## Exercise
Scan the entries that follow and give only the number of lines containing "Massachusetts".

Text content records for pages:
BEGIN
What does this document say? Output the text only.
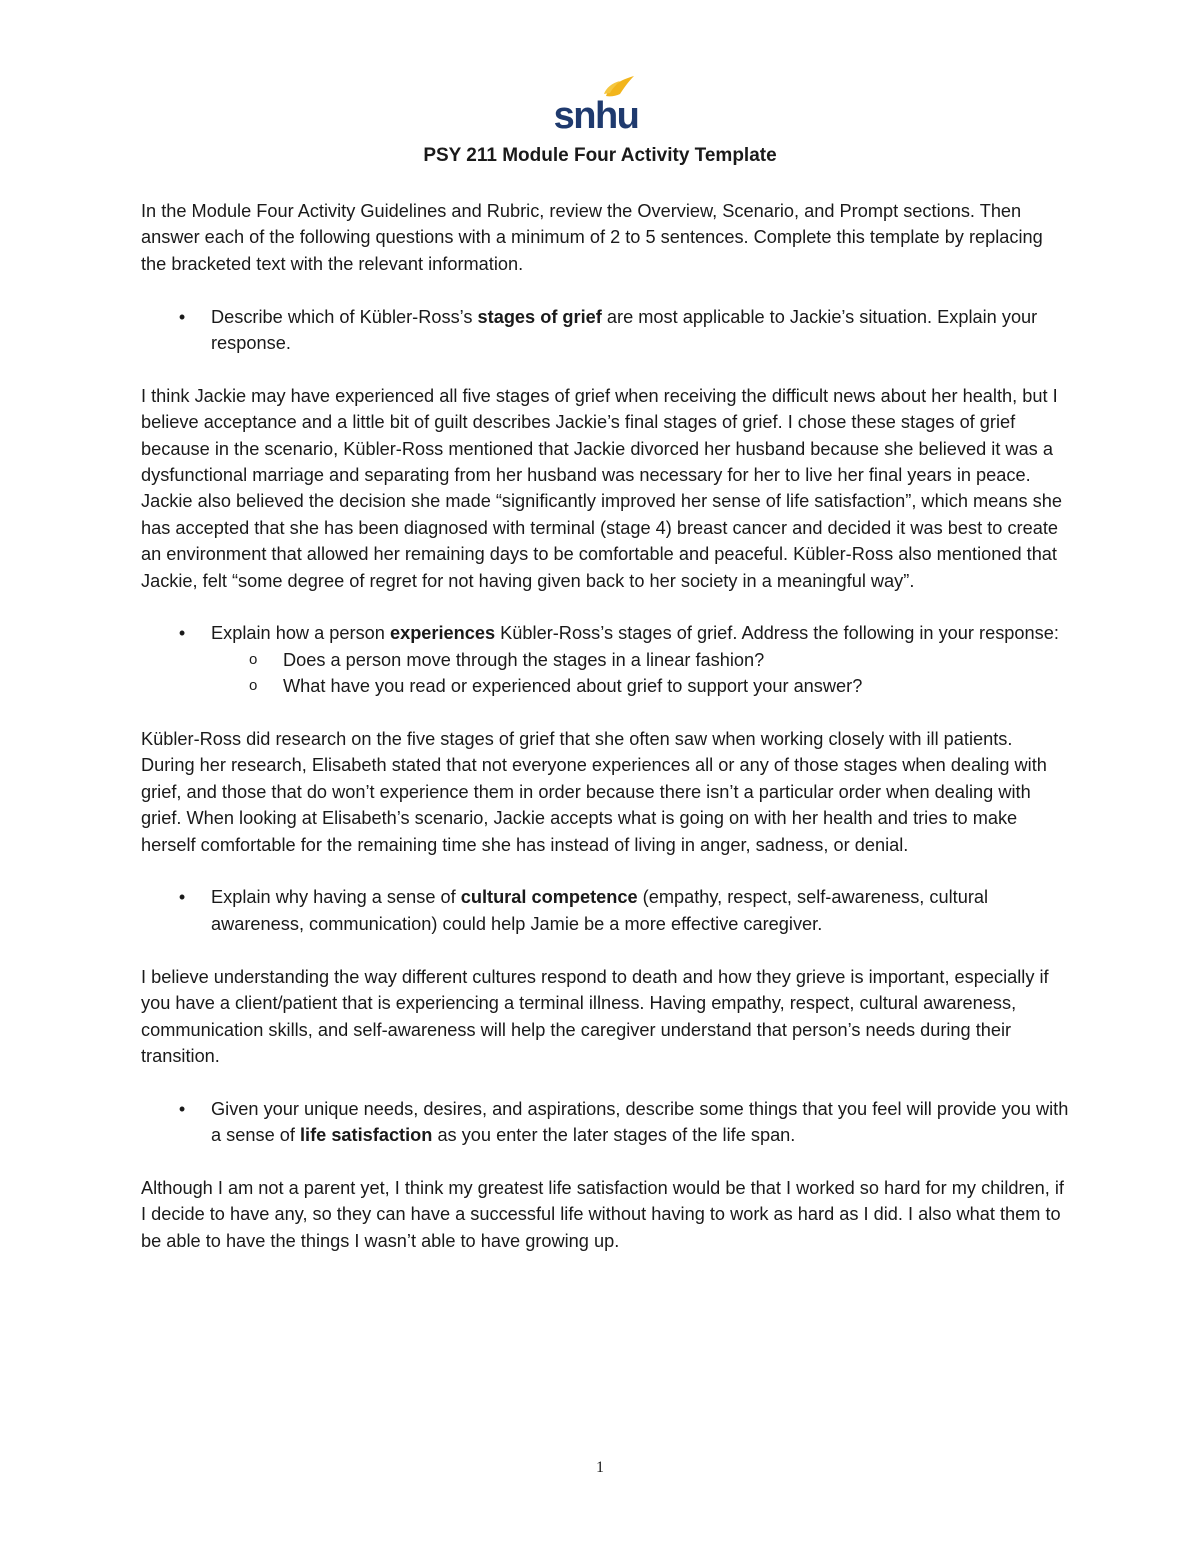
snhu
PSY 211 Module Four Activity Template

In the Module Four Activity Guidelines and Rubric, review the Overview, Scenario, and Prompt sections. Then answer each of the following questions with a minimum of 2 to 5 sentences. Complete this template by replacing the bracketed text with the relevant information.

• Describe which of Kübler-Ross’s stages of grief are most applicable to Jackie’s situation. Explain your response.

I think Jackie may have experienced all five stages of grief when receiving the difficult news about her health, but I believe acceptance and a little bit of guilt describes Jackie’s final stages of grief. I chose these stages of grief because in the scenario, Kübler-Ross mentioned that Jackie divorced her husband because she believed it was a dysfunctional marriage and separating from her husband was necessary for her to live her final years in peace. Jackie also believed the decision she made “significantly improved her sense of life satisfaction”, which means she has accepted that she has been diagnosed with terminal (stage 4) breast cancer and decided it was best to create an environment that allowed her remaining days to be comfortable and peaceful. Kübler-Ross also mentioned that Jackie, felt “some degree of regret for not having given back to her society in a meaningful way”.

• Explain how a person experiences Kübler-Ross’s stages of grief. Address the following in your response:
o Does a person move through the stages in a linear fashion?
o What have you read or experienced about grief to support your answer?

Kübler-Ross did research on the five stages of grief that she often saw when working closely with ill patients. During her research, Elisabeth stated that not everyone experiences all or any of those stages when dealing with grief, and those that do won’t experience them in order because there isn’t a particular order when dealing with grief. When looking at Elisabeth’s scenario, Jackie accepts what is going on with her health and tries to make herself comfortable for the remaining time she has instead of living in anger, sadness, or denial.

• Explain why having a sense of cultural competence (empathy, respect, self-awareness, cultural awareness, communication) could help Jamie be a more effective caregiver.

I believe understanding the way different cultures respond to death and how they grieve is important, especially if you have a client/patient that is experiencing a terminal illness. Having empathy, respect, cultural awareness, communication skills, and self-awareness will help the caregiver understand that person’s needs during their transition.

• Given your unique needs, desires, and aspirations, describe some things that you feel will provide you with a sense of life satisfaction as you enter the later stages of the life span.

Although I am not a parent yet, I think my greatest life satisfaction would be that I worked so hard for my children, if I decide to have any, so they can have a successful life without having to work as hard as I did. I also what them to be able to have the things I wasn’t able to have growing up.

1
END
BEGIN
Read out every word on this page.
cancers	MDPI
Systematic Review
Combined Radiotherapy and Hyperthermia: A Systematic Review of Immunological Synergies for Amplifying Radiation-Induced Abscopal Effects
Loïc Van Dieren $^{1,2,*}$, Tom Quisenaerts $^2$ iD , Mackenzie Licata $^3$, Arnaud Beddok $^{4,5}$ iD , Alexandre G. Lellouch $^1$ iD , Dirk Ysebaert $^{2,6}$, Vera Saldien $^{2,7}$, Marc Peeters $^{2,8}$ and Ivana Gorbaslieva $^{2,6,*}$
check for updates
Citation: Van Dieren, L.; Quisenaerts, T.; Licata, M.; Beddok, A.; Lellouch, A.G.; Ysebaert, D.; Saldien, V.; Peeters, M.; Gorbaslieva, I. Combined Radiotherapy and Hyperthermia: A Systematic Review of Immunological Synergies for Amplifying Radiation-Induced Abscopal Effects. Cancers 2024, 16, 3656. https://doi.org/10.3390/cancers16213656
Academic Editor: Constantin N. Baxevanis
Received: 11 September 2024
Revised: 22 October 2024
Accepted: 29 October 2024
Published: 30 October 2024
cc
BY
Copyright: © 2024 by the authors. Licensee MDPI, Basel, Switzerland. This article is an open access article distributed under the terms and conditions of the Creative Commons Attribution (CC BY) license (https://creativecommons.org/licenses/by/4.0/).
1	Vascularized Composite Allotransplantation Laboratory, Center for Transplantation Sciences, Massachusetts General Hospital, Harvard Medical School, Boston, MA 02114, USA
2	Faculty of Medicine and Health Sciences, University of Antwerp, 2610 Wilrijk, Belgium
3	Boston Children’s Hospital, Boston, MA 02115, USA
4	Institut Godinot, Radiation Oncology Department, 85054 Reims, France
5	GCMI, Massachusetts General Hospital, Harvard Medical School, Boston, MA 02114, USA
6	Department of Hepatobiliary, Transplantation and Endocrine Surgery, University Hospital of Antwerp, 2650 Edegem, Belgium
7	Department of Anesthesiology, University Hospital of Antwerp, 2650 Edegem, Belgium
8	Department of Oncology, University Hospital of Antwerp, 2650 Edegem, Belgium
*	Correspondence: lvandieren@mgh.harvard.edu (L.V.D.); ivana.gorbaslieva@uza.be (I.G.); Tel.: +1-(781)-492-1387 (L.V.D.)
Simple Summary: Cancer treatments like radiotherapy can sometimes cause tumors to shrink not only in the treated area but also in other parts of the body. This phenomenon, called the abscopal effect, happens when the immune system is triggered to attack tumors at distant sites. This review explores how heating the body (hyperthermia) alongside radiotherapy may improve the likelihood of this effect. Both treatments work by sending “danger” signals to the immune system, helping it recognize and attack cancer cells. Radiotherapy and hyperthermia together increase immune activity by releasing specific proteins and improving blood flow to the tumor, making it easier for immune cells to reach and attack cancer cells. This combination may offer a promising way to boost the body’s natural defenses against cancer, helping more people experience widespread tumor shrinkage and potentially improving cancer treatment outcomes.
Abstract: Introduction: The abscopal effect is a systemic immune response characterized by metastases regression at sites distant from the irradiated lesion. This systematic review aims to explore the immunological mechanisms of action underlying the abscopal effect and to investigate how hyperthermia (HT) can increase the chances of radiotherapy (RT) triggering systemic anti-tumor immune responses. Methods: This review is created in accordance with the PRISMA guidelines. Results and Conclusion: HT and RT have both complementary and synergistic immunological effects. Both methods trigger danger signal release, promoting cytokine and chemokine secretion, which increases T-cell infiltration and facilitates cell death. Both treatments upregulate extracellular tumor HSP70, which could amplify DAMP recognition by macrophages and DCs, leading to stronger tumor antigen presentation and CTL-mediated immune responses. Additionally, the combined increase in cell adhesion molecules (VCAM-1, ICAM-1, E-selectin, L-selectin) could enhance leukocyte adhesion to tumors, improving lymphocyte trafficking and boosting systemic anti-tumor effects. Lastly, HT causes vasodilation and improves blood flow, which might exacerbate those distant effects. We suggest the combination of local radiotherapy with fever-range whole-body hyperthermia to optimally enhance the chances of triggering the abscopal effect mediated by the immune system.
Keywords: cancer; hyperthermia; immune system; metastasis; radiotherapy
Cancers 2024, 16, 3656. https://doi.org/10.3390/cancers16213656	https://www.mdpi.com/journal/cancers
END
## Written response
2